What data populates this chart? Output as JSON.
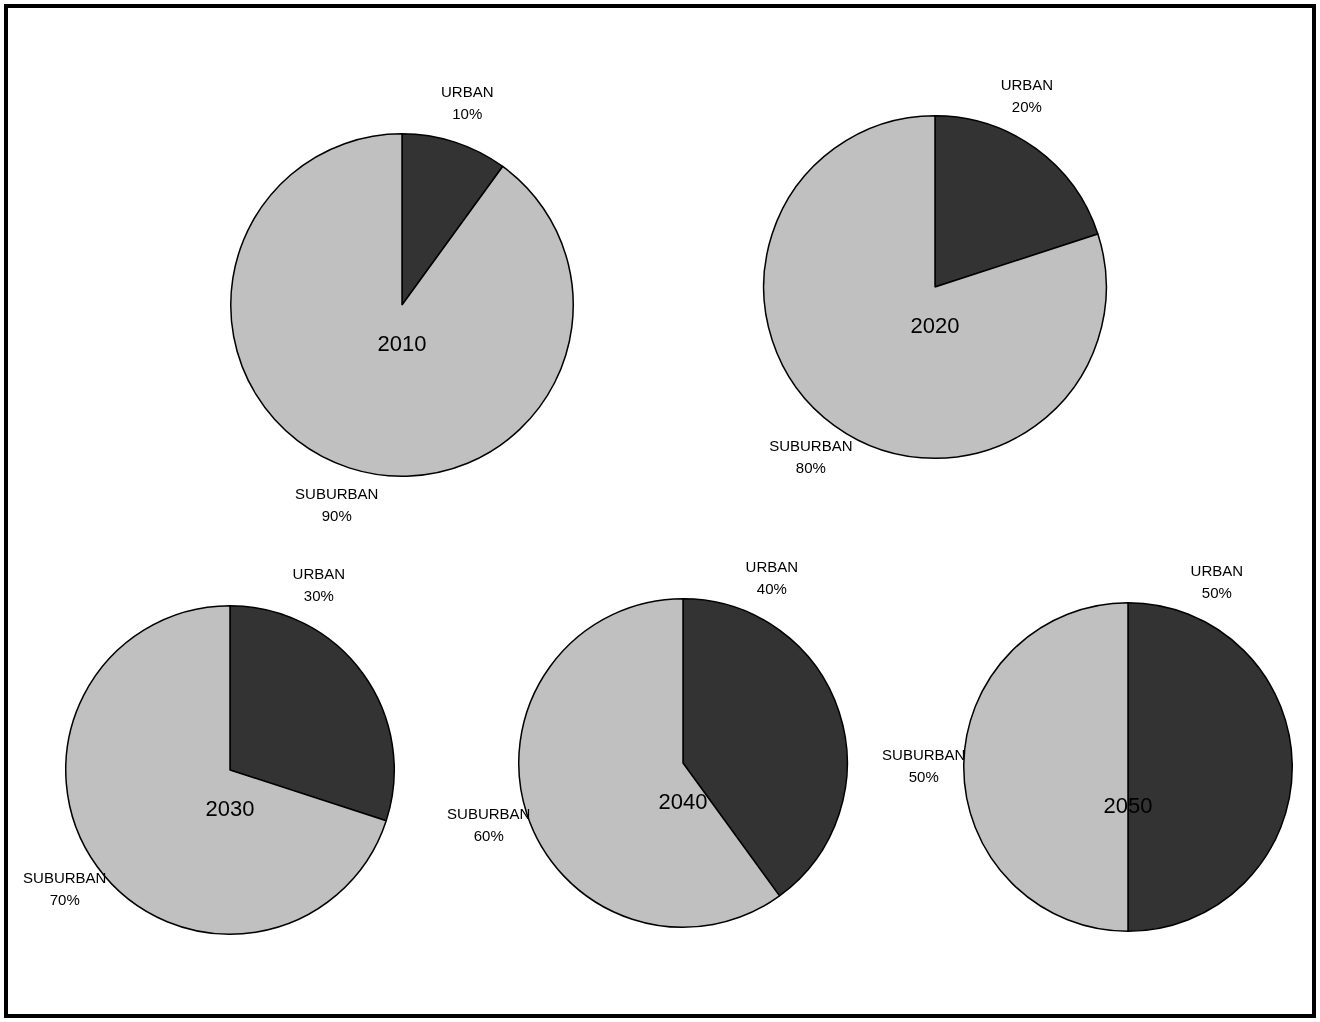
{
  "chart_data": [
    {
      "type": "pie",
      "title": "2010",
      "categories": [
        "URBAN",
        "SUBURBAN"
      ],
      "values": [
        10,
        90
      ],
      "value_labels": [
        "10%",
        "90%"
      ],
      "colors": [
        "#333333",
        "#c0c0c0"
      ]
    },
    {
      "type": "pie",
      "title": "2020",
      "categories": [
        "URBAN",
        "SUBURBAN"
      ],
      "values": [
        20,
        80
      ],
      "value_labels": [
        "20%",
        "80%"
      ],
      "colors": [
        "#333333",
        "#c0c0c0"
      ]
    },
    {
      "type": "pie",
      "title": "2030",
      "categories": [
        "URBAN",
        "SUBURBAN"
      ],
      "values": [
        30,
        70
      ],
      "value_labels": [
        "30%",
        "70%"
      ],
      "colors": [
        "#333333",
        "#c0c0c0"
      ]
    },
    {
      "type": "pie",
      "title": "2040",
      "categories": [
        "URBAN",
        "SUBURBAN"
      ],
      "values": [
        40,
        60
      ],
      "value_labels": [
        "40%",
        "60%"
      ],
      "colors": [
        "#333333",
        "#c0c0c0"
      ]
    },
    {
      "type": "pie",
      "title": "2050",
      "categories": [
        "URBAN",
        "SUBURBAN"
      ],
      "values": [
        50,
        50
      ],
      "value_labels": [
        "50%",
        "50%"
      ],
      "colors": [
        "#333333",
        "#c0c0c0"
      ]
    }
  ]
}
━━━
> **WRITTEN INSTRUCTION**
Output the full set of records above without changing a word, and drop the images.

> **RESPONSE FOR THIS EXERCISE**
What data populates this chart? Output as JSON.
{
  "chart_data": [
    {
      "type": "pie",
      "title": "2010",
      "categories": [
        "URBAN",
        "SUBURBAN"
      ],
      "values": [
        10,
        90
      ],
      "value_labels": [
        "10%",
        "90%"
      ],
      "colors": [
        "#333333",
        "#c0c0c0"
      ]
    },
    {
      "type": "pie",
      "title": "2020",
      "categories": [
        "URBAN",
        "SUBURBAN"
      ],
      "values": [
        20,
        80
      ],
      "value_labels": [
        "20%",
        "80%"
      ],
      "colors": [
        "#333333",
        "#c0c0c0"
      ]
    },
    {
      "type": "pie",
      "title": "2030",
      "categories": [
        "URBAN",
        "SUBURBAN"
      ],
      "values": [
        30,
        70
      ],
      "value_labels": [
        "30%",
        "70%"
      ],
      "colors": [
        "#333333",
        "#c0c0c0"
      ]
    },
    {
      "type": "pie",
      "title": "2040",
      "categories": [
        "URBAN",
        "SUBURBAN"
      ],
      "values": [
        40,
        60
      ],
      "value_labels": [
        "40%",
        "60%"
      ],
      "colors": [
        "#333333",
        "#c0c0c0"
      ]
    },
    {
      "type": "pie",
      "title": "2050",
      "categories": [
        "URBAN",
        "SUBURBAN"
      ],
      "values": [
        50,
        50
      ],
      "value_labels": [
        "50%",
        "50%"
      ],
      "colors": [
        "#333333",
        "#c0c0c0"
      ]
    }
  ]
}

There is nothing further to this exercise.